§ **What is asked**:
Copy every record word for word.

Stored data entries:
########

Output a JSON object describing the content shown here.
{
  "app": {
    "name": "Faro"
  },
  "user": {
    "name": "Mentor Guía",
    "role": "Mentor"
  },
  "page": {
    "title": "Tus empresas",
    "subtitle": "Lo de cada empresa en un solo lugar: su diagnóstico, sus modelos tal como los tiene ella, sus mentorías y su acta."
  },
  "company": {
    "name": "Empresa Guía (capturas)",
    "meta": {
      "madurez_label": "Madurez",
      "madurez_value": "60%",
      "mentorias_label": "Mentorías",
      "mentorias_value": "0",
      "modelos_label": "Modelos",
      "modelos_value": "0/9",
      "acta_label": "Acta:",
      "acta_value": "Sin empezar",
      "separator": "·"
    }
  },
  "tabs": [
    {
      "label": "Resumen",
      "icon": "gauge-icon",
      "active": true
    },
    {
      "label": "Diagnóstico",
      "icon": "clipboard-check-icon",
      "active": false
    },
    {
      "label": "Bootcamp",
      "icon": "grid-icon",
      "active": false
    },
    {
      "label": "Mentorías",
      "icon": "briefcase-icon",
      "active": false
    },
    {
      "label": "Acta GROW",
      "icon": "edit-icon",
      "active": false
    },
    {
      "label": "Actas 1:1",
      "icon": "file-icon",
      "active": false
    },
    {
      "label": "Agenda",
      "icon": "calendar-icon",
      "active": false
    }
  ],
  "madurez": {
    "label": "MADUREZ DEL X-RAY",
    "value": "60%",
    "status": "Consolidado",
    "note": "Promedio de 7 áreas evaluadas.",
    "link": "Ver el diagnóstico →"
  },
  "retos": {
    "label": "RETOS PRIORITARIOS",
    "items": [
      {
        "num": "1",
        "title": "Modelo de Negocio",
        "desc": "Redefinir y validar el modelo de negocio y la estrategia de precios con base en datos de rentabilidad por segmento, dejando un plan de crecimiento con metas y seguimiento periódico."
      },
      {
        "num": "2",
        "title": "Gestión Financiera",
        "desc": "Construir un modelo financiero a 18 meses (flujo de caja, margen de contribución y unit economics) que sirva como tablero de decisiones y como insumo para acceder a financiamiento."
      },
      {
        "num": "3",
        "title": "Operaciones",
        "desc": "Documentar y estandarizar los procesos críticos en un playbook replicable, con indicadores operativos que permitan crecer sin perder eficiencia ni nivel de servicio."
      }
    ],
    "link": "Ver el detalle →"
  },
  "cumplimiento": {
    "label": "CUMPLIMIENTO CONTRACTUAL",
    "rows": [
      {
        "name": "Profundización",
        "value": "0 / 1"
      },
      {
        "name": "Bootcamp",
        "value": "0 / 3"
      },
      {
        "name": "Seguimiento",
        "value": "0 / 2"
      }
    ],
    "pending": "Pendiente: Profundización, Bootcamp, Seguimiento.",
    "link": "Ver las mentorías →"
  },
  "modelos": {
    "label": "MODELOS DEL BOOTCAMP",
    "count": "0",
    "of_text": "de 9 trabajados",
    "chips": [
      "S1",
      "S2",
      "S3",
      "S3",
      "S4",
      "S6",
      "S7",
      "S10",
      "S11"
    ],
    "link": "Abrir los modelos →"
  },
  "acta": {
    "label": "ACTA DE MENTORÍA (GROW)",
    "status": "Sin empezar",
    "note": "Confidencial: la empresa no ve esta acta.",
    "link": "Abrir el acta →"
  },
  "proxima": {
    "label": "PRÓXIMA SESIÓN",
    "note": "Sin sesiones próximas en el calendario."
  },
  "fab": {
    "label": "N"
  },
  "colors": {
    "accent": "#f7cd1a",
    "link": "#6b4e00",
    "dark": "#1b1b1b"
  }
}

########

§ **In response**:
Output a JSON object describing the content shown here.
{
  "app": {
    "name": "Faro"
  },
  "user": {
    "name": "Mentor Guía",
    "role": "Mentor"
  },
  "page": {
    "title": "Tus empresas",
    "subtitle": "Lo de cada empresa en un solo lugar: su diagnóstico, sus modelos tal como los tiene ella, sus mentorías y su acta."
  },
  "company": {
    "name": "Empresa Guía (capturas)",
    "meta": {
      "madurez_label": "Madurez",
      "madurez_value": "60%",
      "mentorias_label": "Mentorías",
      "mentorias_value": "0",
      "modelos_label": "Modelos",
      "modelos_value": "0/9",
      "acta_label": "Acta:",
      "acta_value": "Sin empezar",
      "separator": "·"
    }
  },
  "tabs": [
    {
      "label": "Resumen",
      "icon": "gauge-icon",
      "active": true
    },
    {
      "label": "Diagnóstico",
      "icon": "clipboard-check-icon",
      "active": false
    },
    {
      "label": "Bootcamp",
      "icon": "grid-icon",
      "active": false
    },
    {
      "label": "Mentorías",
      "icon": "briefcase-icon",
      "active": false
    },
    {
      "label": "Acta GROW",
      "icon": "edit-icon",
      "active": false
    },
    {
      "label": "Actas 1:1",
      "icon": "file-icon",
      "active": false
    },
    {
      "label": "Agenda",
      "icon": "calendar-icon",
      "active": false
    }
  ],
  "madurez": {
    "label": "MADUREZ DEL X-RAY",
    "value": "60%",
    "status": "Consolidado",
    "note": "Promedio de 7 áreas evaluadas.",
    "link": "Ver el diagnóstico →"
  },
  "retos": {
    "label": "RETOS PRIORITARIOS",
    "items": [
      {
        "num": "1",
        "title": "Modelo de Negocio",
        "desc": "Redefinir y validar el modelo de negocio y la estrategia de precios con base en datos de rentabilidad por segmento, dejando un plan de crecimiento con metas y seguimiento periódico."
      },
      {
        "num": "2",
        "title": "Gestión Financiera",
        "desc": "Construir un modelo financiero a 18 meses (flujo de caja, margen de contribución y unit economics) que sirva como tablero de decisiones y como insumo para acceder a financiamiento."
      },
      {
        "num": "3",
        "title": "Operaciones",
        "desc": "Documentar y estandarizar los procesos críticos en un playbook replicable, con indicadores operativos que permitan crecer sin perder eficiencia ni nivel de servicio."
      }
    ],
    "link": "Ver el detalle →"
  },
  "cumplimiento": {
    "label": "CUMPLIMIENTO CONTRACTUAL",
    "rows": [
      {
        "name": "Profundización",
        "value": "0 / 1"
      },
      {
        "name": "Bootcamp",
        "value": "0 / 3"
      },
      {
        "name": "Seguimiento",
        "value": "0 / 2"
      }
    ],
    "pending": "Pendiente: Profundización, Bootcamp, Seguimiento.",
    "link": "Ver las mentorías →"
  },
  "modelos": {
    "label": "MODELOS DEL BOOTCAMP",
    "count": "0",
    "of_text": "de 9 trabajados",
    "chips": [
      "S1",
      "S2",
      "S3",
      "S3",
      "S4",
      "S6",
      "S7",
      "S10",
      "S11"
    ],
    "link": "Abrir los modelos →"
  },
  "acta": {
    "label": "ACTA DE MENTORÍA (GROW)",
    "status": "Sin empezar",
    "note": "Confidencial: la empresa no ve esta acta.",
    "link": "Abrir el acta →"
  },
  "proxima": {
    "label": "PRÓXIMA SESIÓN",
    "note": "Sin sesiones próximas en el calendario."
  },
  "fab": {
    "label": "N"
  },
  "colors": {
    "accent": "#f7cd1a",
    "link": "#6b4e00",
    "dark": "#1b1b1b"
  }
}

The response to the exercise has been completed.